Problem details >>
Check each line of the listing, and copy it if it contains the word "structured".

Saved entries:
┌──

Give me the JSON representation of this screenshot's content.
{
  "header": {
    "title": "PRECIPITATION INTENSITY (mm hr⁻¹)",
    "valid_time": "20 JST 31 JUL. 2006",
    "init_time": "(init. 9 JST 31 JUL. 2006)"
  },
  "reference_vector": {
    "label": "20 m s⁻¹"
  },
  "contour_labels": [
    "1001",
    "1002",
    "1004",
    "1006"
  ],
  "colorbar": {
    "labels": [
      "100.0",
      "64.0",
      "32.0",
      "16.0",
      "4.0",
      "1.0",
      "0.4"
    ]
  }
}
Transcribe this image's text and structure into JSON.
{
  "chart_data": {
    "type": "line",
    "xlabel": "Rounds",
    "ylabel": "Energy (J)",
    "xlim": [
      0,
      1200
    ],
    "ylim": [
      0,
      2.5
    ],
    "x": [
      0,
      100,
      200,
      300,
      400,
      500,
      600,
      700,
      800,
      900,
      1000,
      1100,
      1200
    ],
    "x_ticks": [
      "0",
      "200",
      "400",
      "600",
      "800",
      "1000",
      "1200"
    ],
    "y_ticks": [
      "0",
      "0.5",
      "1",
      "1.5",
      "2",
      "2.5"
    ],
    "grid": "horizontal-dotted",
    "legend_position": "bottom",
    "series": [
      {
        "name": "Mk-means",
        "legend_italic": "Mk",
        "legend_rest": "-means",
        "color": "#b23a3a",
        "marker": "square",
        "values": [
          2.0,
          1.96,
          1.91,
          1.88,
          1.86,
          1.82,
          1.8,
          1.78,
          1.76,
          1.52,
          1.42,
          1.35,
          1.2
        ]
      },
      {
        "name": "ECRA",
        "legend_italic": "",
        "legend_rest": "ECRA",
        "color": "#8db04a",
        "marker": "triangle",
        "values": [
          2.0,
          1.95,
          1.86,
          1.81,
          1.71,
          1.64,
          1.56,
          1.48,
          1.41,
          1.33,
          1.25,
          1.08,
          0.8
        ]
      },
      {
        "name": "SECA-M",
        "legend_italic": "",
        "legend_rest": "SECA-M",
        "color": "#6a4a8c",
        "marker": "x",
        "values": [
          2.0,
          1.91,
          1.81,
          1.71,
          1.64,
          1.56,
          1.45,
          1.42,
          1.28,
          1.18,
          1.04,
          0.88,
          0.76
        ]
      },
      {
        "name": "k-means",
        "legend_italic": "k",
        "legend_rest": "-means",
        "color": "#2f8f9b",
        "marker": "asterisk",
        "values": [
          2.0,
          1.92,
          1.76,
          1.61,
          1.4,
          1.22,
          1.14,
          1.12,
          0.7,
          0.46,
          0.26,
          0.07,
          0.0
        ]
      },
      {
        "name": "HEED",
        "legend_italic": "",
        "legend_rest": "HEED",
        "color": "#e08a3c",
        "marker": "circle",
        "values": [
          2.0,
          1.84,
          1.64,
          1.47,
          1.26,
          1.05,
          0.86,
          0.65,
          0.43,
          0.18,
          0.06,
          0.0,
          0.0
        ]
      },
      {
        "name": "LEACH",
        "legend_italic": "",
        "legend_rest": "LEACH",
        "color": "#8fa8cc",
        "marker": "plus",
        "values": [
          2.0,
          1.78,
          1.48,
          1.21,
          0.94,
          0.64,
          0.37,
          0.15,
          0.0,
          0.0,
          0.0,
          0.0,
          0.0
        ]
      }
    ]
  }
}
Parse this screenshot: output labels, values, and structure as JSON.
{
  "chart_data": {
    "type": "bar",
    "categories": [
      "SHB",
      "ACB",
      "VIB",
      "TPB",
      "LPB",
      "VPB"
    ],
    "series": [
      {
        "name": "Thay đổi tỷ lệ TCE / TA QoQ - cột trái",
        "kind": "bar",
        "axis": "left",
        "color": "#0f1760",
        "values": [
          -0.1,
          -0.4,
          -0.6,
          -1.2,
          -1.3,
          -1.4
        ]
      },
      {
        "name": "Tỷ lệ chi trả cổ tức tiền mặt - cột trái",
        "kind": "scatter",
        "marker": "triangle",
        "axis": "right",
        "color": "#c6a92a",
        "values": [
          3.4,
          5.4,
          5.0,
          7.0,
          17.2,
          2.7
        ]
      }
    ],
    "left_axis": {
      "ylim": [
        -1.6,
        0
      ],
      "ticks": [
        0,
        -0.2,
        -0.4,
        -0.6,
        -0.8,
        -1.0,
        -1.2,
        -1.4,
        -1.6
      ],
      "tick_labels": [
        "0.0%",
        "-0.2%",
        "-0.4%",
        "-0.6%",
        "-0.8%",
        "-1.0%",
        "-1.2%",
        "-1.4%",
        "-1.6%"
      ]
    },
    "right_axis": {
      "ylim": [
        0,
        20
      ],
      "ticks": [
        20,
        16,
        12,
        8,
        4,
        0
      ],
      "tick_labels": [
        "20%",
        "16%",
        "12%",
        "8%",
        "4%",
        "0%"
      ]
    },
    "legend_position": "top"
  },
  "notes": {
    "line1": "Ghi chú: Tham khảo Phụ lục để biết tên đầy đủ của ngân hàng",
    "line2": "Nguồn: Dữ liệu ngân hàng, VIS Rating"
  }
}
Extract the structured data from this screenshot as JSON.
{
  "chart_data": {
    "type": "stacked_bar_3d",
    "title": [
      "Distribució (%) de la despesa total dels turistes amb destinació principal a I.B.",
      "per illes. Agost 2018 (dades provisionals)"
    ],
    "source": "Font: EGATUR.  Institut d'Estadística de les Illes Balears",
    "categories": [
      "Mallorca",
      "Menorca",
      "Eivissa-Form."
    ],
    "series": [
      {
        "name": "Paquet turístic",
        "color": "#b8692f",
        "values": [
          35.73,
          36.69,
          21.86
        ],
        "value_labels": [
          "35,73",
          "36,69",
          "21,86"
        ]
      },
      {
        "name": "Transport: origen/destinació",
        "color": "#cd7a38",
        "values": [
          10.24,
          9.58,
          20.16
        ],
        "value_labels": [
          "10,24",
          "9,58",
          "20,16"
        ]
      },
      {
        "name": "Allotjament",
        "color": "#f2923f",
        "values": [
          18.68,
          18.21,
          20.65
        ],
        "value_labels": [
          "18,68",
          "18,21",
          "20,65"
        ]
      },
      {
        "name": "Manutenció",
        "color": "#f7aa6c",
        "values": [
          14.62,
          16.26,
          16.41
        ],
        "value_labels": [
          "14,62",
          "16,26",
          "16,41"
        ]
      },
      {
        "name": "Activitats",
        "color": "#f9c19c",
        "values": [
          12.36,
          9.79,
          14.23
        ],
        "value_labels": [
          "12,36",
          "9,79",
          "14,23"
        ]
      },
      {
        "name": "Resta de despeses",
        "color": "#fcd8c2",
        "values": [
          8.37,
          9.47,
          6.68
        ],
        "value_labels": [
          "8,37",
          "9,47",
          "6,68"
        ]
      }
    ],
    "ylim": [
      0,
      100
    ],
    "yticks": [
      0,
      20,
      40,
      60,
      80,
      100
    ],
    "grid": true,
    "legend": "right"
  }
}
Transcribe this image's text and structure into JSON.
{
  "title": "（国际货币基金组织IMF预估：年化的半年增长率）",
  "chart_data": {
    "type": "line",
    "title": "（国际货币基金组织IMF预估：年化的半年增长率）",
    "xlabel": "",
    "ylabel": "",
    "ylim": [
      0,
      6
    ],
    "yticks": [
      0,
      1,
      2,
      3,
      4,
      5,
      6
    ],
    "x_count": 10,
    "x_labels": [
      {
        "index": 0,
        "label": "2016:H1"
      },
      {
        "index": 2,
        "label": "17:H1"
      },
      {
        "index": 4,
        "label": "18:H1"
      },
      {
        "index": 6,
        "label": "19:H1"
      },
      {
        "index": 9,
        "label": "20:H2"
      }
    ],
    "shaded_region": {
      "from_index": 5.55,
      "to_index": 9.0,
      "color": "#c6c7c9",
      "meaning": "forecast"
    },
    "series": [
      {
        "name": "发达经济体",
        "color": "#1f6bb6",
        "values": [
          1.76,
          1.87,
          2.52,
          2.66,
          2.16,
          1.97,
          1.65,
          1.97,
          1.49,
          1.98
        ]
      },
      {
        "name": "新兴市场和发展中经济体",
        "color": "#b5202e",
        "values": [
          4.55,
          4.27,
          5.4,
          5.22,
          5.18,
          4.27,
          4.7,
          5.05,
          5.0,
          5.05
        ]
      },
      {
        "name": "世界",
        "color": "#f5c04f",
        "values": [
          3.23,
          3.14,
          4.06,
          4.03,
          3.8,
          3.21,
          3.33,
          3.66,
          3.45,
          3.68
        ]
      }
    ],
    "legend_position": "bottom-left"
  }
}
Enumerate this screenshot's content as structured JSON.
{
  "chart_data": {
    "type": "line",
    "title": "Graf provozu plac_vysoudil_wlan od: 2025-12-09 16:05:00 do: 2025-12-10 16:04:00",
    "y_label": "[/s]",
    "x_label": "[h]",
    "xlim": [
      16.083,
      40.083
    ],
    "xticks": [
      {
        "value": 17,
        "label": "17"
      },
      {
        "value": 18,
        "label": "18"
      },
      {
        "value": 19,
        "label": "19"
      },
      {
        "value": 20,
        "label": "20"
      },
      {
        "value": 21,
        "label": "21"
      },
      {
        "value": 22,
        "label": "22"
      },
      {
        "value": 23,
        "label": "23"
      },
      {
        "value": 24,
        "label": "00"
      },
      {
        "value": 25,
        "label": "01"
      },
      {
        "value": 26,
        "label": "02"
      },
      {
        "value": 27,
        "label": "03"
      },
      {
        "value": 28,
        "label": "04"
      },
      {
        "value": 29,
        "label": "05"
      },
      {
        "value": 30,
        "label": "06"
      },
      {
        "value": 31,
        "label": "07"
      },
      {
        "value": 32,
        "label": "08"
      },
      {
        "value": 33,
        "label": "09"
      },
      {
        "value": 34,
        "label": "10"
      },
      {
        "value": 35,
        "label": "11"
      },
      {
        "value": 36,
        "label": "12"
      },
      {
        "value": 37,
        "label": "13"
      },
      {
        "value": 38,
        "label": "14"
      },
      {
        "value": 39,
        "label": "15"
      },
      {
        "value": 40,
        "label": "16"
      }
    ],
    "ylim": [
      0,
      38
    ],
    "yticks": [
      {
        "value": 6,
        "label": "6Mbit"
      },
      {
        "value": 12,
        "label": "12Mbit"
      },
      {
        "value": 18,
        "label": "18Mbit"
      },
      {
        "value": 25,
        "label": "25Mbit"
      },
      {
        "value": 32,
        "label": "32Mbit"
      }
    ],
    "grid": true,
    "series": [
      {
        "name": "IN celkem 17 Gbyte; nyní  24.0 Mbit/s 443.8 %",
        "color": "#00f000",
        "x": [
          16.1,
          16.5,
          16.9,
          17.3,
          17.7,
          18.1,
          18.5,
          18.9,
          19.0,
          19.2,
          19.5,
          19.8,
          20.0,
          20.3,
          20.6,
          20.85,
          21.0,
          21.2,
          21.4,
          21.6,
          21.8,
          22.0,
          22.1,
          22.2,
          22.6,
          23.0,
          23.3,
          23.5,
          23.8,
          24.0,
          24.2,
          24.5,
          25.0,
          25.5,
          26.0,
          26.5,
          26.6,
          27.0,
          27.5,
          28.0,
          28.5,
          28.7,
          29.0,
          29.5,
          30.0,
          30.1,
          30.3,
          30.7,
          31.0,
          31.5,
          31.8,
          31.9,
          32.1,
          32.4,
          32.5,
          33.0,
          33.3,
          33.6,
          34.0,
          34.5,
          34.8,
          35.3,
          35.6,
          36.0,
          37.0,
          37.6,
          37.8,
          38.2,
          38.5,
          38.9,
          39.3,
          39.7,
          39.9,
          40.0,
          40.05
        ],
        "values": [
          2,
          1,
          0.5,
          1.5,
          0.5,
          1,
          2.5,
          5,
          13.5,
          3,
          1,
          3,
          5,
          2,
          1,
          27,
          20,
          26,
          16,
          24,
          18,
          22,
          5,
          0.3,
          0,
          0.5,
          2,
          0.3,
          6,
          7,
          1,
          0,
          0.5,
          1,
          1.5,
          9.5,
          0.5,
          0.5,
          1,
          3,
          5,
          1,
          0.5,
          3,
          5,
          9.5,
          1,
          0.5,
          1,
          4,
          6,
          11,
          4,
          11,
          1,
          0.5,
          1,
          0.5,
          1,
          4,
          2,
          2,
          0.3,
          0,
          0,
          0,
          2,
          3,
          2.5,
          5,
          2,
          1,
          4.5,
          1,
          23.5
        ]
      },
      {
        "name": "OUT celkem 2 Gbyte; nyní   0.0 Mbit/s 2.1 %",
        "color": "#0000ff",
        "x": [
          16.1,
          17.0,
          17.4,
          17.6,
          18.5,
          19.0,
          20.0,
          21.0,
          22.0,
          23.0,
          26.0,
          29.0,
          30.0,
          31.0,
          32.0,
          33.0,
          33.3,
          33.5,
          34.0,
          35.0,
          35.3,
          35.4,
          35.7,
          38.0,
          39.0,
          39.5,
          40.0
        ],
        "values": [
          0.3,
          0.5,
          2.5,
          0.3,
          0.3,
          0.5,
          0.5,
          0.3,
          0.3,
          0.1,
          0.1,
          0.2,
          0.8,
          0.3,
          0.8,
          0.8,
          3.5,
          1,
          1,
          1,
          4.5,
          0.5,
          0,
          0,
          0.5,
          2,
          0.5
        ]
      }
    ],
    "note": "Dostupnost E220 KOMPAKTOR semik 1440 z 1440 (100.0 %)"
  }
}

└──

Answer >>
Extract the structured data from this screenshot as JSON.
Enumerate this screenshot's content as structured JSON.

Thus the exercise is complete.